[STORED RECORDS]
** begin **

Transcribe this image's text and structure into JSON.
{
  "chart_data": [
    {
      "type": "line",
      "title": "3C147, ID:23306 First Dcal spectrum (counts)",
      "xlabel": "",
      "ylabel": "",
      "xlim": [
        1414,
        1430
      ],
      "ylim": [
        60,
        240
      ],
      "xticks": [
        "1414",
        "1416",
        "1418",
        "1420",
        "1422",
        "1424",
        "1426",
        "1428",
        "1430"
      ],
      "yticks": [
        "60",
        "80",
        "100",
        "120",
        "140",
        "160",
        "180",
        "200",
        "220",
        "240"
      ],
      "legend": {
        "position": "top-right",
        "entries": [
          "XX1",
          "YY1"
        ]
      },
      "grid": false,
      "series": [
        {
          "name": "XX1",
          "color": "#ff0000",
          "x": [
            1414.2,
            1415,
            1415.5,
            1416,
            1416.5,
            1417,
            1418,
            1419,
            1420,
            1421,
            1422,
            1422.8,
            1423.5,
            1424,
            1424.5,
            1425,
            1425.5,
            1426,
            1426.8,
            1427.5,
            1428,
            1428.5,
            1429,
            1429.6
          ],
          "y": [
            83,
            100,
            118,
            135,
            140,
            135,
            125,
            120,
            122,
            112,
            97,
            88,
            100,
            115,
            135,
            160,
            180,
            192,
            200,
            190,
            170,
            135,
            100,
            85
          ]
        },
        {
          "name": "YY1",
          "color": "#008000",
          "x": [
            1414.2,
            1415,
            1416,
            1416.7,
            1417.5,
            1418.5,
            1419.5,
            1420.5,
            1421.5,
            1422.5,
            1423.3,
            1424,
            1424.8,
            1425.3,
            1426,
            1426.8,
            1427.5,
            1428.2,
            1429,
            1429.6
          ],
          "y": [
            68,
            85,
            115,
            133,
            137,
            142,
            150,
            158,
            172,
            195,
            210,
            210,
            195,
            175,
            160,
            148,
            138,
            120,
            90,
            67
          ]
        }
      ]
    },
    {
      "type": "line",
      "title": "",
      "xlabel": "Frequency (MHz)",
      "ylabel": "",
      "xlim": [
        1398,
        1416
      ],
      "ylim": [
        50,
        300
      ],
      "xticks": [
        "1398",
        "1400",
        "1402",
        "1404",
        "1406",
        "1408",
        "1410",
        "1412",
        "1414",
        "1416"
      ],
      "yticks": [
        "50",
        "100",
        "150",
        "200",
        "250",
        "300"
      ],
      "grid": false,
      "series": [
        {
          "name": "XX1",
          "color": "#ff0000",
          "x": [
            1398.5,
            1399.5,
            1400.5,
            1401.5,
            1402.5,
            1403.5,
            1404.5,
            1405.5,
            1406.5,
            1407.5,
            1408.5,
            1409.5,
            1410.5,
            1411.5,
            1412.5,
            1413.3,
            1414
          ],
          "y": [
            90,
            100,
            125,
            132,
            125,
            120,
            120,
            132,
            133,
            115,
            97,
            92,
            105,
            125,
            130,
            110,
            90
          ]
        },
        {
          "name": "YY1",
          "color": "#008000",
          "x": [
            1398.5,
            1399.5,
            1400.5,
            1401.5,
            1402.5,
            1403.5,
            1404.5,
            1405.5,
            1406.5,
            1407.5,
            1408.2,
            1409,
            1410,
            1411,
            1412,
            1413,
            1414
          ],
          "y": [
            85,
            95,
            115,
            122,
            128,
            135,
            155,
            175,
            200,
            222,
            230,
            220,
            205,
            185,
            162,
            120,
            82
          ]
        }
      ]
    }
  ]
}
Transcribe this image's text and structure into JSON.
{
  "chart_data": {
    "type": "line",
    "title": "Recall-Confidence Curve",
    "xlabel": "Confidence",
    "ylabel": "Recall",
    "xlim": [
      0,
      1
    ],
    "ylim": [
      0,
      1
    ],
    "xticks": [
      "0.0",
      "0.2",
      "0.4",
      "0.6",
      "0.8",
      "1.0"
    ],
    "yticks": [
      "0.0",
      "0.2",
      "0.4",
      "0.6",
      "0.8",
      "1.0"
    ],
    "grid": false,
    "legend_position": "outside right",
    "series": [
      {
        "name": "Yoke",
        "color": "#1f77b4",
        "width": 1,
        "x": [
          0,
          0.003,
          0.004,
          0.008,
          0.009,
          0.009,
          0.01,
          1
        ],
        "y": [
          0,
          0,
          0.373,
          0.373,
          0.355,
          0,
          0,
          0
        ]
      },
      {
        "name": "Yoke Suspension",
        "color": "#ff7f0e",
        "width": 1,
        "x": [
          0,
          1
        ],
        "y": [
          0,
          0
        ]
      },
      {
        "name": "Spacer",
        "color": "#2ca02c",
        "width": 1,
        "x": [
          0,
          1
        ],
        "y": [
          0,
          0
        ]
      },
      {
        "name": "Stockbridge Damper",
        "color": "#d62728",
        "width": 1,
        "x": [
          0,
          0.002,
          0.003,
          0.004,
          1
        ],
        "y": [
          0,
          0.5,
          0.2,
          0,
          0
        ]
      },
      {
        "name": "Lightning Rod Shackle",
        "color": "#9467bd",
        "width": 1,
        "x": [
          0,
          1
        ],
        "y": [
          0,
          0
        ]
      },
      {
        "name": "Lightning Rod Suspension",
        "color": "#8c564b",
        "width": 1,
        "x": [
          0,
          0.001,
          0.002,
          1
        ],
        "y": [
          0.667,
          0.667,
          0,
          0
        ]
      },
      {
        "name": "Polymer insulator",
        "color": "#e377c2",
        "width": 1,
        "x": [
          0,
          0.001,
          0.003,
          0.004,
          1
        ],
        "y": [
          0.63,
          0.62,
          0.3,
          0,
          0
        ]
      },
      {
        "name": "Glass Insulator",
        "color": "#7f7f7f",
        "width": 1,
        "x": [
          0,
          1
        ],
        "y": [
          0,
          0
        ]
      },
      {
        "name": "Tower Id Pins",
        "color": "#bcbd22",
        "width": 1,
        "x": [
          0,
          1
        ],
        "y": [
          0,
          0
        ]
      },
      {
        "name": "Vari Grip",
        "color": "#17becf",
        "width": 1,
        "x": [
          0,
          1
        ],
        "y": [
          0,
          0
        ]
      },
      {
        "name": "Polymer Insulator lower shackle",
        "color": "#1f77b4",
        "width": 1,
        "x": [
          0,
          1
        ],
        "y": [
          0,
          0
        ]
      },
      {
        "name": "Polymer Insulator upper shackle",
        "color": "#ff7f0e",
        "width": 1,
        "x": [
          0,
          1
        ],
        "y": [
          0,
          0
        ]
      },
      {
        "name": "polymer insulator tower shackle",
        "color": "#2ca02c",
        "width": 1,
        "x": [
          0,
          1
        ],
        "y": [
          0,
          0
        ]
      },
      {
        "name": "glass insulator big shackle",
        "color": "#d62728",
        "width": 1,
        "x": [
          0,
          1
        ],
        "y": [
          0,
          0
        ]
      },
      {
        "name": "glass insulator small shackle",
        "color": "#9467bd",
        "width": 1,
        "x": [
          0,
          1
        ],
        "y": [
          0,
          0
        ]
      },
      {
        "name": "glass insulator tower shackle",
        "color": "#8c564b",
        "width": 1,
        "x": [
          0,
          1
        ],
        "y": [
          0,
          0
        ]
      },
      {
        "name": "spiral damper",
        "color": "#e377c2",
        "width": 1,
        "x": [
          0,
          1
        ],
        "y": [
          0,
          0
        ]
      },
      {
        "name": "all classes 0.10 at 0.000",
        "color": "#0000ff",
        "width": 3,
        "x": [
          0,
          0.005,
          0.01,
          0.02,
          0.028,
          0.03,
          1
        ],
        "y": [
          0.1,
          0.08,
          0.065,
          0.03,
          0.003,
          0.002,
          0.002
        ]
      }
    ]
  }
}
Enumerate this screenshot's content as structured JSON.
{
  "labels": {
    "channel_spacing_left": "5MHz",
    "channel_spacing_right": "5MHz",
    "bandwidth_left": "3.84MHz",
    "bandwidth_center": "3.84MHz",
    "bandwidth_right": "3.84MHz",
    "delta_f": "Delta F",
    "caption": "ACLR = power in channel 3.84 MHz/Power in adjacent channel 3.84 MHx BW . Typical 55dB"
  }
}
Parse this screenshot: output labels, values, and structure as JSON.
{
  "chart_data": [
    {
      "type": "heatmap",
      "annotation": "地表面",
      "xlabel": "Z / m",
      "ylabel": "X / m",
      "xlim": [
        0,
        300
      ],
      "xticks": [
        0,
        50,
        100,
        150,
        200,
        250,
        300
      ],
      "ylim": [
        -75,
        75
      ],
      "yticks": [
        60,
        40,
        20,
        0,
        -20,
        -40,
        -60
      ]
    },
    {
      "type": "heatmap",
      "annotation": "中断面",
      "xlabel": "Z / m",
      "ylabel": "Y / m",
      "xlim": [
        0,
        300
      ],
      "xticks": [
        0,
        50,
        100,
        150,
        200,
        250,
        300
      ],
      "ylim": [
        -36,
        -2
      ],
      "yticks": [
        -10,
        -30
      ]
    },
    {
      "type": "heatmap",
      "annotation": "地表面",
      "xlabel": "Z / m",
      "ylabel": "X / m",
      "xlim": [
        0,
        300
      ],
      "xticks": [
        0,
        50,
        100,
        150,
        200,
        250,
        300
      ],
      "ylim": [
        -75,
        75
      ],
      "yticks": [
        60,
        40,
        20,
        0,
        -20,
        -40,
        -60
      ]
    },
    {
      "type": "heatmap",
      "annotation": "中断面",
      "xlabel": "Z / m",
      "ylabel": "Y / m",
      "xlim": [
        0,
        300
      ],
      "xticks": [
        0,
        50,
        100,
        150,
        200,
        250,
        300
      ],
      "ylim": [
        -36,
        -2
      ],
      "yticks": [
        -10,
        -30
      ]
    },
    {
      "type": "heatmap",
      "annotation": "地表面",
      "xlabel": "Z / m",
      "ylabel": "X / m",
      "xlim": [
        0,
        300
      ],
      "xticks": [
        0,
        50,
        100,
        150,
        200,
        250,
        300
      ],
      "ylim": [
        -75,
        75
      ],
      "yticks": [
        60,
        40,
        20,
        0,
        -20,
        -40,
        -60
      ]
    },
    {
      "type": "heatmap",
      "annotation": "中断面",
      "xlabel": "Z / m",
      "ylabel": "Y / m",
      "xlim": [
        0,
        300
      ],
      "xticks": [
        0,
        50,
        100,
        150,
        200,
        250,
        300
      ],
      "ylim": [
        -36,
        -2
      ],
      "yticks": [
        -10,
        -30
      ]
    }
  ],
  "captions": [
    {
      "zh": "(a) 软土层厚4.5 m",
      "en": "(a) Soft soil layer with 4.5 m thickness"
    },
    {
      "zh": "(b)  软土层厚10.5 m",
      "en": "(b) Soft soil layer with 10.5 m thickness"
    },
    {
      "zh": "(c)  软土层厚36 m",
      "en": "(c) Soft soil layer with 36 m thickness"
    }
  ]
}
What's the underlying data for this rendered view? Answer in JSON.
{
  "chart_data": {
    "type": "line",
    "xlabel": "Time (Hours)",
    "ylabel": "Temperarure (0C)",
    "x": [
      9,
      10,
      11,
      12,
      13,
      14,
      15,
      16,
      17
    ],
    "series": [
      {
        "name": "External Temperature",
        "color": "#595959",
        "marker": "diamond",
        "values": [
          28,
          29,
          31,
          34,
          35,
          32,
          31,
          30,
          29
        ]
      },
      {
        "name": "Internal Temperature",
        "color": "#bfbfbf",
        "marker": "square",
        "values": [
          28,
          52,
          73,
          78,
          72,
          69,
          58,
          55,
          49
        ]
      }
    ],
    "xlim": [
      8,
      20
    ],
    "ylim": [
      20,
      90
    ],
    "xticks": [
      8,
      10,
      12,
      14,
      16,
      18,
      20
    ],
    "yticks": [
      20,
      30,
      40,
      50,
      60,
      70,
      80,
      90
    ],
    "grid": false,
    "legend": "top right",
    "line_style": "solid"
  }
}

** end **

[INSTRUCTIONS TO FOLLOW]
Each line that holds the string "this" counts once; give the total and nothing else.

[CORRECT RESULT]
5